WHAT IS ASKED: Rewrite the entries from the line containing "calendar-week-row: 25Sunrise: 7:50" up to and including the line containing "table-row: 26 Sunrise: 7:49", changing "Sunset" to "Dusk" and leaving everything else as it is. Return only those lines.

━━ DATA EXTRACT ━━

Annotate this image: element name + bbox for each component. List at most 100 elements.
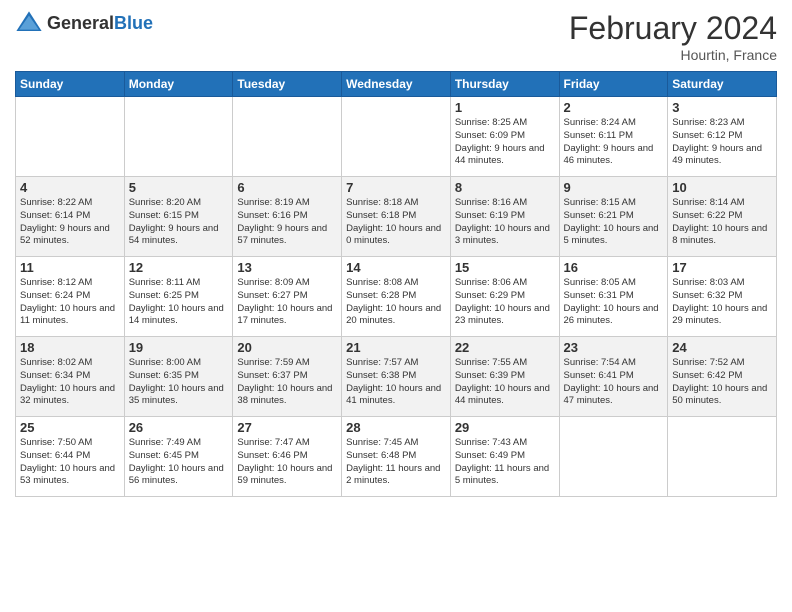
calendar-week-row: 25Sunrise: 7:50 AM Sunset: 6:44 PM Dayli… (16, 417, 777, 497)
day-info: Sunrise: 8:11 AM Sunset: 6:25 PM Dayligh… (129, 277, 229, 328)
day-info: Sunrise: 8:25 AM Sunset: 6:09 PM Dayligh… (455, 117, 555, 168)
col-tuesday: Tuesday (233, 72, 342, 97)
table-row: 26 Sunrise: 7:49 AM Sunset: 6:45 PM Dayli… (124, 417, 233, 497)
table-row: 25Sunrise: 7:50 AM Sunset: 6:44 PM Dayli… (16, 417, 125, 497)
day-info: Sunrise: 7:52 AM Sunset: 6:42 PM Dayligh… (672, 357, 772, 408)
day-number: 24 (672, 340, 772, 355)
day-info: Sunrise: 8:23 AM Sunset: 6:12 PM Dayligh… (672, 117, 772, 168)
table-row: 2 Sunrise: 8:24 AM Sunset: 6:11 PM Daylig… (559, 97, 668, 177)
day-info: Sunrise: 7:49 AM Sunset: 6:45 PM Dayligh… (129, 437, 229, 488)
table-row: 23 Sunrise: 7:54 AM Sunset: 6:41 PM Dayli… (559, 337, 668, 417)
day-number: 17 (672, 260, 772, 275)
page: GeneralBlue February 2024 Hourtin, Franc… (0, 0, 792, 612)
day-info: Sunrise: 7:45 AM Sunset: 6:48 PM Dayligh… (346, 437, 446, 488)
col-sunday: Sunday (16, 72, 125, 97)
day-info: Sunrise: 8:12 AM Sunset: 6:24 PM Dayligh… (20, 277, 120, 328)
day-info: Sunrise: 8:05 AM Sunset: 6:31 PM Dayligh… (564, 277, 664, 328)
table-row: 9Sunrise: 8:15 AM Sunset: 6:21 PM Daylig… (559, 177, 668, 257)
table-row: 28 Sunrise: 7:45 AM Sunset: 6:48 PM Dayli… (342, 417, 451, 497)
col-friday: Friday (559, 72, 668, 97)
day-info: Sunrise: 8:03 AM Sunset: 6:32 PM Dayligh… (672, 277, 772, 328)
day-info: Sunrise: 8:20 AM Sunset: 6:15 PM Dayligh… (129, 197, 229, 248)
day-info: Sunrise: 8:06 AM Sunset: 6:29 PM Dayligh… (455, 277, 555, 328)
col-thursday: Thursday (450, 72, 559, 97)
day-info: Sunrise: 7:55 AM Sunset: 6:39 PM Dayligh… (455, 357, 555, 408)
day-number: 8 (455, 180, 555, 195)
day-info: Sunrise: 8:22 AM Sunset: 6:14 PM Dayligh… (20, 197, 120, 248)
day-info: Sunrise: 7:50 AM Sunset: 6:44 PM Dayligh… (20, 437, 120, 488)
table-row: 20 Sunrise: 7:59 AM Sunset: 6:37 PM Dayli… (233, 337, 342, 417)
month-year: February 2024 (569, 10, 777, 47)
day-info: Sunrise: 8:00 AM Sunset: 6:35 PM Dayligh… (129, 357, 229, 408)
table-row: 7 Sunrise: 8:18 AM Sunset: 6:18 PM Daylig… (342, 177, 451, 257)
day-number: 1 (455, 100, 555, 115)
table-row: 6 Sunrise: 8:19 AM Sunset: 6:16 PM Daylig… (233, 177, 342, 257)
table-row: 12 Sunrise: 8:11 AM Sunset: 6:25 PM Dayli… (124, 257, 233, 337)
col-wednesday: Wednesday (342, 72, 451, 97)
table-row: 5 Sunrise: 8:20 AM Sunset: 6:15 PM Daylig… (124, 177, 233, 257)
logo-general-text: General (47, 13, 114, 33)
day-number: 2 (564, 100, 664, 115)
day-number: 19 (129, 340, 229, 355)
day-number: 29 (455, 420, 555, 435)
col-saturday: Saturday (668, 72, 777, 97)
col-monday: Monday (124, 72, 233, 97)
day-number: 12 (129, 260, 229, 275)
day-number: 15 (455, 260, 555, 275)
table-row: 1 Sunrise: 8:25 AM Sunset: 6:09 PM Daylig… (450, 97, 559, 177)
calendar-week-row: 1 Sunrise: 8:25 AM Sunset: 6:09 PM Daylig… (16, 97, 777, 177)
table-row (668, 417, 777, 497)
calendar-table: Sunday Monday Tuesday Wednesday Thursday… (15, 71, 777, 497)
day-number: 10 (672, 180, 772, 195)
day-info: Sunrise: 8:16 AM Sunset: 6:19 PM Dayligh… (455, 197, 555, 248)
table-row: 4 Sunrise: 8:22 AM Sunset: 6:14 PM Daylig… (16, 177, 125, 257)
calendar-week-row: 4 Sunrise: 8:22 AM Sunset: 6:14 PM Daylig… (16, 177, 777, 257)
table-row: 19 Sunrise: 8:00 AM Sunset: 6:35 PM Dayli… (124, 337, 233, 417)
day-info: Sunrise: 8:09 AM Sunset: 6:27 PM Dayligh… (237, 277, 337, 328)
day-info: Sunrise: 7:54 AM Sunset: 6:41 PM Dayligh… (564, 357, 664, 408)
day-info: Sunrise: 8:14 AM Sunset: 6:22 PM Dayligh… (672, 197, 772, 248)
day-info: Sunrise: 8:18 AM Sunset: 6:18 PM Dayligh… (346, 197, 446, 248)
table-row: 8 Sunrise: 8:16 AM Sunset: 6:19 PM Daylig… (450, 177, 559, 257)
table-row (16, 97, 125, 177)
logo: GeneralBlue (15, 10, 153, 38)
day-number: 4 (20, 180, 120, 195)
table-row: 16 Sunrise: 8:05 AM Sunset: 6:31 PM Dayli… (559, 257, 668, 337)
table-row: 18Sunrise: 8:02 AM Sunset: 6:34 PM Dayli… (16, 337, 125, 417)
day-info: Sunrise: 7:47 AM Sunset: 6:46 PM Dayligh… (237, 437, 337, 488)
day-info: Sunrise: 7:57 AM Sunset: 6:38 PM Dayligh… (346, 357, 446, 408)
table-row: 21 Sunrise: 7:57 AM Sunset: 6:38 PM Dayli… (342, 337, 451, 417)
title-block: February 2024 Hourtin, France (569, 10, 777, 63)
day-number: 14 (346, 260, 446, 275)
calendar-week-row: 18Sunrise: 8:02 AM Sunset: 6:34 PM Dayli… (16, 337, 777, 417)
table-row: 24 Sunrise: 7:52 AM Sunset: 6:42 PM Dayli… (668, 337, 777, 417)
day-number: 23 (564, 340, 664, 355)
day-number: 16 (564, 260, 664, 275)
table-row: 14Sunrise: 8:08 AM Sunset: 6:28 PM Dayli… (342, 257, 451, 337)
header: GeneralBlue February 2024 Hourtin, Franc… (15, 10, 777, 63)
day-number: 7 (346, 180, 446, 195)
day-info: Sunrise: 8:19 AM Sunset: 6:16 PM Dayligh… (237, 197, 337, 248)
day-info: Sunrise: 8:24 AM Sunset: 6:11 PM Dayligh… (564, 117, 664, 168)
table-row: 17 Sunrise: 8:03 AM Sunset: 6:32 PM Dayli… (668, 257, 777, 337)
day-number: 21 (346, 340, 446, 355)
day-number: 5 (129, 180, 229, 195)
day-number: 27 (237, 420, 337, 435)
day-number: 13 (237, 260, 337, 275)
day-number: 28 (346, 420, 446, 435)
table-row: 3Sunrise: 8:23 AM Sunset: 6:12 PM Daylig… (668, 97, 777, 177)
table-row: 11Sunrise: 8:12 AM Sunset: 6:24 PM Dayli… (16, 257, 125, 337)
day-info: Sunrise: 7:59 AM Sunset: 6:37 PM Dayligh… (237, 357, 337, 408)
logo-icon (15, 10, 43, 38)
day-number: 26 (129, 420, 229, 435)
day-number: 6 (237, 180, 337, 195)
day-number: 18 (20, 340, 120, 355)
calendar-week-row: 11Sunrise: 8:12 AM Sunset: 6:24 PM Dayli… (16, 257, 777, 337)
table-row (559, 417, 668, 497)
table-row: 10 Sunrise: 8:14 AM Sunset: 6:22 PM Dayli… (668, 177, 777, 257)
table-row (233, 97, 342, 177)
day-info: Sunrise: 8:15 AM Sunset: 6:21 PM Dayligh… (564, 197, 664, 248)
day-number: 20 (237, 340, 337, 355)
day-number: 22 (455, 340, 555, 355)
logo-blue-text: Blue (114, 13, 153, 33)
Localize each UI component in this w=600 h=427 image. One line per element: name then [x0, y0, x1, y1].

━━━

EXPECTED OUTPUT:
calendar-week-row: 25Sunrise: 7:50 AM Dusk: 6:44 PM Dayli… (16, 417, 777, 497)
day-info: Sunrise: 8:11 AM Dusk: 6:25 PM Dayligh… (129, 277, 229, 328)
day-info: Sunrise: 8:25 AM Dusk: 6:09 PM Dayligh… (455, 117, 555, 168)
col-tuesday: Tuesday (233, 72, 342, 97)
table-row: 26 Sunrise: 7:49 AM Dusk: 6:45 PM Dayli… (124, 417, 233, 497)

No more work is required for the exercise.